# [WHAT YOU SHOULD DO]
Return every line of the data below unchanged and in the same order, but leave out the pictures.
────
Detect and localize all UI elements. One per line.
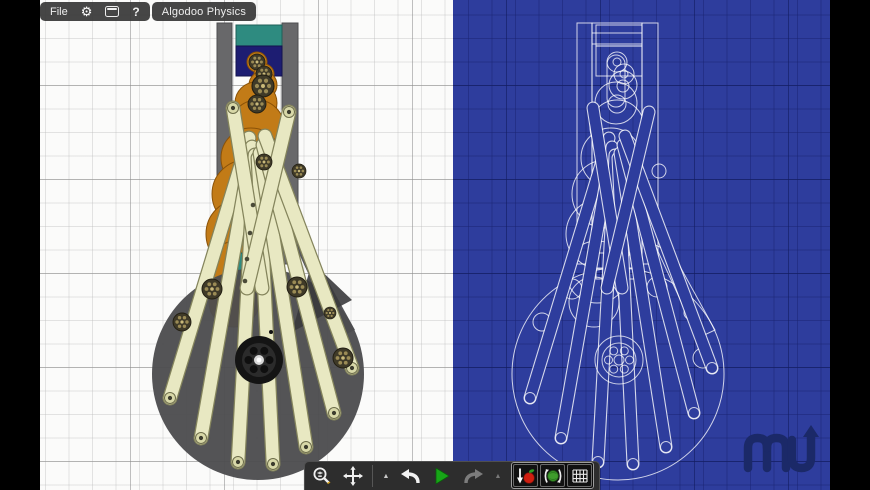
menu-segment: File ⚙ ?: [40, 2, 150, 21]
undo-history-button[interactable]: ▲: [380, 465, 392, 487]
up-triangle-icon: ▲: [494, 472, 502, 480]
zoom-tool-button[interactable]: [310, 465, 334, 487]
scene-canvas[interactable]: [40, 0, 453, 490]
app-window: File ⚙ ? Algodoo Physics ▲ ▲: [40, 0, 830, 490]
blueprint-canvas[interactable]: [453, 0, 830, 490]
air-friction-toggle[interactable]: [540, 464, 565, 487]
gravity-apple-icon: [516, 468, 535, 484]
app-title: Algodoo Physics: [161, 5, 247, 18]
blueprint-drawing: [511, 22, 725, 481]
main-menu-bar: File ⚙ ? Algodoo Physics: [40, 2, 257, 21]
blueprint-lever-fan: [523, 101, 719, 471]
air-friction-icon: [544, 468, 561, 483]
redo-arrow-icon: [464, 468, 483, 483]
contraption-drawing: [152, 22, 364, 480]
world-toggles: [511, 462, 594, 489]
undo-arrow-icon: [401, 468, 420, 483]
help-button[interactable]: ?: [132, 5, 139, 19]
grid-toggle[interactable]: [567, 464, 592, 487]
toolbar-divider: [372, 465, 373, 487]
play-icon: [435, 468, 450, 484]
grid-icon: [571, 468, 588, 483]
gear-icon[interactable]: ⚙: [81, 5, 93, 18]
up-triangle-icon: ▲: [382, 472, 390, 480]
simulation-toolbar: ▲ ▲: [304, 461, 600, 490]
file-menu[interactable]: File: [50, 6, 68, 18]
play-button[interactable]: [430, 465, 454, 487]
pan-tool-button[interactable]: [341, 465, 365, 487]
redo-button[interactable]: [461, 465, 485, 487]
window-icon[interactable]: [105, 6, 120, 17]
redo-history-button[interactable]: ▲: [492, 465, 504, 487]
four-way-arrows-icon: [343, 466, 363, 486]
title-segment: Algodoo Physics: [151, 2, 257, 21]
macupdate-logo: [743, 425, 819, 473]
gravity-toggle[interactable]: [513, 464, 538, 487]
undo-button[interactable]: [399, 465, 423, 487]
magnifier-icon: [313, 467, 331, 485]
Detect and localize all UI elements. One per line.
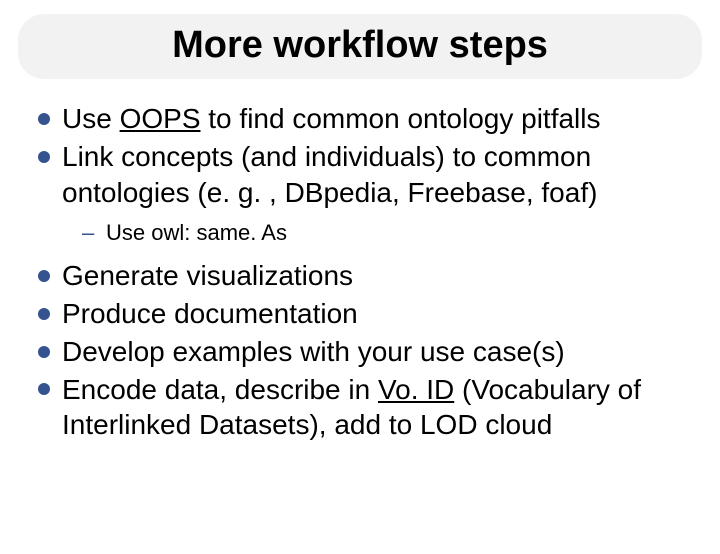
text-run: Produce documentation [62, 298, 358, 329]
title-bar: More workflow steps [18, 14, 702, 79]
slide-content: Use OOPS to find common ontology pitfall… [0, 79, 720, 443]
list-item: Produce documentation [36, 296, 684, 332]
slide-title: More workflow steps [30, 24, 690, 67]
link-void[interactable]: Vo. ID [378, 374, 454, 405]
sub-list: Use owl: same. As [62, 218, 684, 248]
list-item: Develop examples with your use case(s) [36, 334, 684, 370]
link-oops[interactable]: OOPS [120, 103, 201, 134]
list-item: Encode data, describe in Vo. ID (Vocabul… [36, 372, 684, 444]
text-run: Encode data, describe in [62, 374, 378, 405]
bullet-list: Use OOPS to find common ontology pitfall… [36, 101, 684, 443]
text-run: Generate visualizations [62, 260, 353, 291]
text-run: Use owl: same. As [106, 220, 287, 245]
sub-list-item: Use owl: same. As [62, 218, 684, 248]
text-run: to find common ontology pitfalls [201, 103, 601, 134]
text-run: Develop examples with your use case(s) [62, 336, 565, 367]
text-run: Use [62, 103, 120, 134]
list-item: Use OOPS to find common ontology pitfall… [36, 101, 684, 137]
text-run: Link concepts (and individuals) to commo… [62, 141, 597, 208]
list-item: Generate visualizations [36, 258, 684, 294]
list-item: Link concepts (and individuals) to commo… [36, 139, 684, 248]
────
# [TASK OUTPUT]
Detect and localize all UI elements. One per line.
menu-segment: File ⚙ ?: [40, 2, 150, 21]
undo-history-button[interactable]: ▲: [380, 465, 392, 487]
up-triangle-icon: ▲: [494, 472, 502, 480]
zoom-tool-button[interactable]: [310, 465, 334, 487]
scene-canvas[interactable]: [40, 0, 453, 490]
app-window: File ⚙ ? Algodoo Physics ▲ ▲: [40, 0, 830, 490]
blueprint-canvas[interactable]: [453, 0, 830, 490]
air-friction-toggle[interactable]: [540, 464, 565, 487]
gravity-apple-icon: [516, 468, 535, 484]
app-title: Algodoo Physics: [161, 5, 247, 18]
blueprint-drawing: [511, 22, 725, 481]
main-menu-bar: File ⚙ ? Algodoo Physics: [40, 2, 257, 21]
blueprint-lever-fan: [523, 101, 719, 471]
air-friction-icon: [544, 468, 561, 483]
redo-arrow-icon: [464, 468, 483, 483]
contraption-drawing: [152, 22, 364, 480]
world-toggles: [511, 462, 594, 489]
undo-arrow-icon: [401, 468, 420, 483]
help-button[interactable]: ?: [132, 5, 139, 19]
grid-toggle[interactable]: [567, 464, 592, 487]
toolbar-divider: [372, 465, 373, 487]
play-icon: [435, 468, 450, 484]
grid-icon: [571, 468, 588, 483]
gear-icon[interactable]: ⚙: [81, 5, 93, 18]
up-triangle-icon: ▲: [382, 472, 390, 480]
simulation-toolbar: ▲ ▲: [304, 461, 600, 490]
file-menu[interactable]: File: [50, 6, 68, 18]
play-button[interactable]: [430, 465, 454, 487]
pan-tool-button[interactable]: [341, 465, 365, 487]
redo-button[interactable]: [461, 465, 485, 487]
window-icon[interactable]: [105, 6, 120, 17]
redo-history-button[interactable]: ▲: [492, 465, 504, 487]
four-way-arrows-icon: [343, 466, 363, 486]
title-segment: Algodoo Physics: [151, 2, 257, 21]
macupdate-logo: [743, 425, 819, 473]
gravity-toggle[interactable]: [513, 464, 538, 487]
undo-button[interactable]: [399, 465, 423, 487]
magnifier-icon: [313, 467, 331, 485]
Detect and localize all UI elements. One per line.
text-run: Produce documentation [62, 298, 358, 329]
title-bar: More workflow steps [18, 14, 702, 79]
slide-content: Use OOPS to find common ontology pitfall… [0, 79, 720, 443]
list-item: Produce documentation [36, 296, 684, 332]
slide-title: More workflow steps [30, 24, 690, 67]
link-void[interactable]: Vo. ID [378, 374, 454, 405]
sub-list: Use owl: same. As [62, 218, 684, 248]
list-item: Develop examples with your use case(s) [36, 334, 684, 370]
link-oops[interactable]: OOPS [120, 103, 201, 134]
list-item: Encode data, describe in Vo. ID (Vocabul… [36, 372, 684, 444]
text-run: Encode data, describe in [62, 374, 378, 405]
bullet-list: Use OOPS to find common ontology pitfall… [36, 101, 684, 443]
text-run: Generate visualizations [62, 260, 353, 291]
text-run: Use owl: same. As [106, 220, 287, 245]
sub-list-item: Use owl: same. As [62, 218, 684, 248]
text-run: to find common ontology pitfalls [201, 103, 601, 134]
text-run: Develop examples with your use case(s) [62, 336, 565, 367]
text-run: Use [62, 103, 120, 134]
list-item: Use OOPS to find common ontology pitfall… [36, 101, 684, 137]
text-run: Link concepts (and individuals) to commo… [62, 141, 597, 208]
list-item: Generate visualizations [36, 258, 684, 294]
list-item: Link concepts (and individuals) to commo… [36, 139, 684, 248]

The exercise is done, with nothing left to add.